● **SHORT PROBLEM**
Each line of the material below that holds the word "Новокузнецкий" needs to be copied.

Dataset excerpt

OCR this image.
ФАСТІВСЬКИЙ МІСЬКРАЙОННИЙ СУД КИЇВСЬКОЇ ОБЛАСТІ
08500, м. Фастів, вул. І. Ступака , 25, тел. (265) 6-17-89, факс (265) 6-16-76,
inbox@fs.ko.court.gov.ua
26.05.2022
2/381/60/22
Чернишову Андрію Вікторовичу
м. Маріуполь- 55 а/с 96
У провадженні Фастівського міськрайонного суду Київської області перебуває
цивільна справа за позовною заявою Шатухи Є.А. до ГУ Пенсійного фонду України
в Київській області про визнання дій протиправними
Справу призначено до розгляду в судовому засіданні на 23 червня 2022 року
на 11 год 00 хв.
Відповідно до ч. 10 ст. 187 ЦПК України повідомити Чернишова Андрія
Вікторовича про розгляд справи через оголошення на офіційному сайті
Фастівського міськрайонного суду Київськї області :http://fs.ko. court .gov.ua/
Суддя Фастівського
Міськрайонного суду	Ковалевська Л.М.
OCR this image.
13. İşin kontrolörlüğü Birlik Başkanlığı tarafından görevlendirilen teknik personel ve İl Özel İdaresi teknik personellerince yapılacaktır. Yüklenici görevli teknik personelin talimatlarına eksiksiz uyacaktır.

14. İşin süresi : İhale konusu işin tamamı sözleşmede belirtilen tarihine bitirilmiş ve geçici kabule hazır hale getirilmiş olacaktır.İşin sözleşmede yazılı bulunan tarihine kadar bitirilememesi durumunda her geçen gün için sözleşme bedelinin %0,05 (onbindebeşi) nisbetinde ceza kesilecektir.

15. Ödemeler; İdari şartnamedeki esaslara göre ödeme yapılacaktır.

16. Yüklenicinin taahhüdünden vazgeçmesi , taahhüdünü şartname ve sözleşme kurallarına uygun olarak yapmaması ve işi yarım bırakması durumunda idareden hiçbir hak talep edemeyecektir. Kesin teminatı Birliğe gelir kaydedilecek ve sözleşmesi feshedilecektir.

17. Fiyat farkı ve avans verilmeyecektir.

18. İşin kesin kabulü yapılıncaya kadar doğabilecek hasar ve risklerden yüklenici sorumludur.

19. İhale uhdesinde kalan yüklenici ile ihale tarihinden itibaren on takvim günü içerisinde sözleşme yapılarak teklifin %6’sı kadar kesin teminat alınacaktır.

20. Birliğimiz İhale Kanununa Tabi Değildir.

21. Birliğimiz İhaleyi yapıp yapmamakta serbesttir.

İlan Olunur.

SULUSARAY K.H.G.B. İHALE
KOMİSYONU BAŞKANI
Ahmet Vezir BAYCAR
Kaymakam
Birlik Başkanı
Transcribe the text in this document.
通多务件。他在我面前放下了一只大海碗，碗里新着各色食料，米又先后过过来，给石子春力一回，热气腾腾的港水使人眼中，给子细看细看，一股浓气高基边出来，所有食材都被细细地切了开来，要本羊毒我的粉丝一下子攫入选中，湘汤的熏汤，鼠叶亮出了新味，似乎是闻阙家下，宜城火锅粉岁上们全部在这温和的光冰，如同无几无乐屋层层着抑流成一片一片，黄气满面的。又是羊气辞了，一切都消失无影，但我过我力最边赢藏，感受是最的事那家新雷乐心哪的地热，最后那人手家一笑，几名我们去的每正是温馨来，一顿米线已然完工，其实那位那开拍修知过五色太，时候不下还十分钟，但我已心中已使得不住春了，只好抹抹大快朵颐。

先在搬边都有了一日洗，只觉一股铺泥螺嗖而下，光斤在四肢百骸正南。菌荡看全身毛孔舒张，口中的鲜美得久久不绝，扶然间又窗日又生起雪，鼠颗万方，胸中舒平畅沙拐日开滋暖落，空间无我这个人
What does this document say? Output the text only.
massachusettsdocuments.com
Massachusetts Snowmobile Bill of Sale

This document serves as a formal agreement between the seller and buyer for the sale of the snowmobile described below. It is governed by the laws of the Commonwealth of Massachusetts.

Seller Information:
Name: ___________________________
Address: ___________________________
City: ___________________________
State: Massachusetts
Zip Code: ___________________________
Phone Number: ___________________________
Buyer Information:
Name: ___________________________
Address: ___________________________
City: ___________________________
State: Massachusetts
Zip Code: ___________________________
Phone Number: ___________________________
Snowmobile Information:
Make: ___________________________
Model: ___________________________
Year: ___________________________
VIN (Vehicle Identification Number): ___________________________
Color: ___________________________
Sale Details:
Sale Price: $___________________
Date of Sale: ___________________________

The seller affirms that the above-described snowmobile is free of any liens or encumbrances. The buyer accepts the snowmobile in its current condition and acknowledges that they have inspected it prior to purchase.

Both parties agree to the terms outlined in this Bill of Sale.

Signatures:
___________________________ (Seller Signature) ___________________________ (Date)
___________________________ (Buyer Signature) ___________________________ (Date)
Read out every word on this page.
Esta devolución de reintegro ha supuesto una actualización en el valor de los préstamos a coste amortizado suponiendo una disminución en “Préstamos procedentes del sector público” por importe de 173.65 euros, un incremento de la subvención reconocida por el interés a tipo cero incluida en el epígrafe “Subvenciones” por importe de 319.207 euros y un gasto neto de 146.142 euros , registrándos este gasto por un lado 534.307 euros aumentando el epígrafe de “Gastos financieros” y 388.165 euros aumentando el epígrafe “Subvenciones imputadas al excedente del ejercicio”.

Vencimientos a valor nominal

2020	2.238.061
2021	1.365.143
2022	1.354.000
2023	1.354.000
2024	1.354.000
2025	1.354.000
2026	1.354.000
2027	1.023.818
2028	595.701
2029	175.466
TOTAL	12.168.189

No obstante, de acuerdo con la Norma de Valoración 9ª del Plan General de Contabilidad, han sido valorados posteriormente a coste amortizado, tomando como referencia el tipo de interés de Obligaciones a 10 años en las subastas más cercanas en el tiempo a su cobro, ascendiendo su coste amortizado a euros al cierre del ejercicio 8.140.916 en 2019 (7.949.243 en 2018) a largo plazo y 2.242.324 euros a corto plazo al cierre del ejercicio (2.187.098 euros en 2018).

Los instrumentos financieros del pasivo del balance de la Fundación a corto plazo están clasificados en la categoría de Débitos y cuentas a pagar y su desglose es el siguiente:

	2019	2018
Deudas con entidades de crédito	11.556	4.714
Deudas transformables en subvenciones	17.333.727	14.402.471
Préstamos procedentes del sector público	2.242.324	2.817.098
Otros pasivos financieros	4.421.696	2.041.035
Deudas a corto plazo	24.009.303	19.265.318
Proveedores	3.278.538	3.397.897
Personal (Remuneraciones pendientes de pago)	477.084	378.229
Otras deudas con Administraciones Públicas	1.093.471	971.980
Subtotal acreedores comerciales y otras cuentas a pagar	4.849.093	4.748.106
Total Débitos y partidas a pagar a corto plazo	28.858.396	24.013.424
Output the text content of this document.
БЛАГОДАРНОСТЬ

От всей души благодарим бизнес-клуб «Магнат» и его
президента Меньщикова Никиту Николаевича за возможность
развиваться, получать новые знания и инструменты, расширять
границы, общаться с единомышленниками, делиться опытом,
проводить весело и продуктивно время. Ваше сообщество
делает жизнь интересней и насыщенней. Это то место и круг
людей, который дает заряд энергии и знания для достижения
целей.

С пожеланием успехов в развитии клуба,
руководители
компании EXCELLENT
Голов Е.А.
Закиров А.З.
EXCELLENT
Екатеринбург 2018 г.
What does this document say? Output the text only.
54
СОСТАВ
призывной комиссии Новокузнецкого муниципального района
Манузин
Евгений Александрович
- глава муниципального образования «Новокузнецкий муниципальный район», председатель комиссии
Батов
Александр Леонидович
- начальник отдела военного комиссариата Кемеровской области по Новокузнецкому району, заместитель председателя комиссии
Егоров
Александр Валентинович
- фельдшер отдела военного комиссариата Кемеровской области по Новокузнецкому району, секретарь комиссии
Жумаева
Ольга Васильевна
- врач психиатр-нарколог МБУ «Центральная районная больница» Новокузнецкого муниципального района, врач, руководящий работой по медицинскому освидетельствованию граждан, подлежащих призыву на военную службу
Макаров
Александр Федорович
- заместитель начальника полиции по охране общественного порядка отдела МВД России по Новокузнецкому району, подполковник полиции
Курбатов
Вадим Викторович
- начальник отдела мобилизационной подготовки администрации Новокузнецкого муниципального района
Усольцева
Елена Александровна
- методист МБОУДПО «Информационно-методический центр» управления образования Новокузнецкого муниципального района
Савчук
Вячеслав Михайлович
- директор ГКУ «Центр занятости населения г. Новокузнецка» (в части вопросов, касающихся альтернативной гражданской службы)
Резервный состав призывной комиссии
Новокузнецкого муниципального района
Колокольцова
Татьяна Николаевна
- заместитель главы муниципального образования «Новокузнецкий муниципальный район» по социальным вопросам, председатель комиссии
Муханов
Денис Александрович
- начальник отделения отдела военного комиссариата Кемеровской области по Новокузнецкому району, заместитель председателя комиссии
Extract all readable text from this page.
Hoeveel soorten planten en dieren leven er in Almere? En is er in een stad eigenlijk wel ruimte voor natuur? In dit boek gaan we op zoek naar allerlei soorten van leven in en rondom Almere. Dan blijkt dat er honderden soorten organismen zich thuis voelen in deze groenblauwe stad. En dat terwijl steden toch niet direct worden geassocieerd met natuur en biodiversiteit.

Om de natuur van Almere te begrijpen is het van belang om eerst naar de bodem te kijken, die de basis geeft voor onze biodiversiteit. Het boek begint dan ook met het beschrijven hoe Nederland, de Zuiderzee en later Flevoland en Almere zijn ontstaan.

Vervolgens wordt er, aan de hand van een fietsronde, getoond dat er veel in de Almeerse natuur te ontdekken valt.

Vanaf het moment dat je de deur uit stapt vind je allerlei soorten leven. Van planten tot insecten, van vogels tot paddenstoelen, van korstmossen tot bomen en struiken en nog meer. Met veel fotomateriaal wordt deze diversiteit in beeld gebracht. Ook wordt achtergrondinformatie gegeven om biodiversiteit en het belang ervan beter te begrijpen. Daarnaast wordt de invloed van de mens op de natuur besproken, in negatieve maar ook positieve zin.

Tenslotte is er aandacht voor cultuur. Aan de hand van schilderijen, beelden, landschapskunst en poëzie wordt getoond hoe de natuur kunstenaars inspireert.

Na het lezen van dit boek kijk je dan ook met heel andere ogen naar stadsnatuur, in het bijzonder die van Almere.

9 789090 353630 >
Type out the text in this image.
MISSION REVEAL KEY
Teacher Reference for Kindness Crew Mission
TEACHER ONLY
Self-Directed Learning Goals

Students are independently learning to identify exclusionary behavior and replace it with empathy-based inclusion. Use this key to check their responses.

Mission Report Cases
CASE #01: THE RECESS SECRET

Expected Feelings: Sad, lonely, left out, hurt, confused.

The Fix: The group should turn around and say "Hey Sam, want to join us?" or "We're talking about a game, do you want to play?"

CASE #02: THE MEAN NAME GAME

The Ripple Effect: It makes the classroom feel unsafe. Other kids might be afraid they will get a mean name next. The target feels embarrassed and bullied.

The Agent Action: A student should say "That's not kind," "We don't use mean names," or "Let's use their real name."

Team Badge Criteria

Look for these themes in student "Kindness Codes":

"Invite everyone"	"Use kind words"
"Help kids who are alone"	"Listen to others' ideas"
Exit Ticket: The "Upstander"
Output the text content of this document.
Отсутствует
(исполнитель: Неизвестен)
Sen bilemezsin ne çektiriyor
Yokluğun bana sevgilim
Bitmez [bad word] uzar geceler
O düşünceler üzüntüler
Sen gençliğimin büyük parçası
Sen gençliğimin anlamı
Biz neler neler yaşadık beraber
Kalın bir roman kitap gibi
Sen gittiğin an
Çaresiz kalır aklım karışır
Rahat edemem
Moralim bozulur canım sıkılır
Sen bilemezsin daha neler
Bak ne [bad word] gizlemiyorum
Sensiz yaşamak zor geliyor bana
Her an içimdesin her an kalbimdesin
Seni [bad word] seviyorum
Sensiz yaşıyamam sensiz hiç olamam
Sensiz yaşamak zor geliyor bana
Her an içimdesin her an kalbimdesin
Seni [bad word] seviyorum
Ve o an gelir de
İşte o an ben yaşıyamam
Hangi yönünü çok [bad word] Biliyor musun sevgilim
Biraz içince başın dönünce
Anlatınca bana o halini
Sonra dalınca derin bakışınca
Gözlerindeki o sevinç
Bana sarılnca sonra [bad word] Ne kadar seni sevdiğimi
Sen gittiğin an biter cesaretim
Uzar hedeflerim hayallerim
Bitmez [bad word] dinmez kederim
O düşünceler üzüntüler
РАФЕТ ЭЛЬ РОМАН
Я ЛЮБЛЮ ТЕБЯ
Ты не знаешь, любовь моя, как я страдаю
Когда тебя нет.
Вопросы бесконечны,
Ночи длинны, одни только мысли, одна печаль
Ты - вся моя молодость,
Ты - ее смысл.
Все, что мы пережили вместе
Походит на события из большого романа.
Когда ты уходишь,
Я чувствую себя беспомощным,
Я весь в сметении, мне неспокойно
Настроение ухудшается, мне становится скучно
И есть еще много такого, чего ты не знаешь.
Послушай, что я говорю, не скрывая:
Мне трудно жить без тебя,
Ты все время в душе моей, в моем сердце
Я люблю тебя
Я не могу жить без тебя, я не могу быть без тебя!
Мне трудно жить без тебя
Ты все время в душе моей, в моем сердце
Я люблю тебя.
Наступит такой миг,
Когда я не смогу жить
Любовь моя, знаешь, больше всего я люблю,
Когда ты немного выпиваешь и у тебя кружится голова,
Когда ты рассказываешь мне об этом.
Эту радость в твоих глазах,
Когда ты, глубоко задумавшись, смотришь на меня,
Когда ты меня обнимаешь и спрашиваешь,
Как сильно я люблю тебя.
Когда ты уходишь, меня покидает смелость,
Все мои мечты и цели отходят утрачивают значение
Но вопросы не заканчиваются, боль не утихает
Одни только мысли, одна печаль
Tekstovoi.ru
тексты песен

● **OUTPUT OF THE TASK**
- глава муниципального образования «Новокузнецкий муниципальный район», председатель комиссии
- заместитель главы муниципального образования «Новокузнецкий муниципальный район» по социальным вопросам, председатель комиссии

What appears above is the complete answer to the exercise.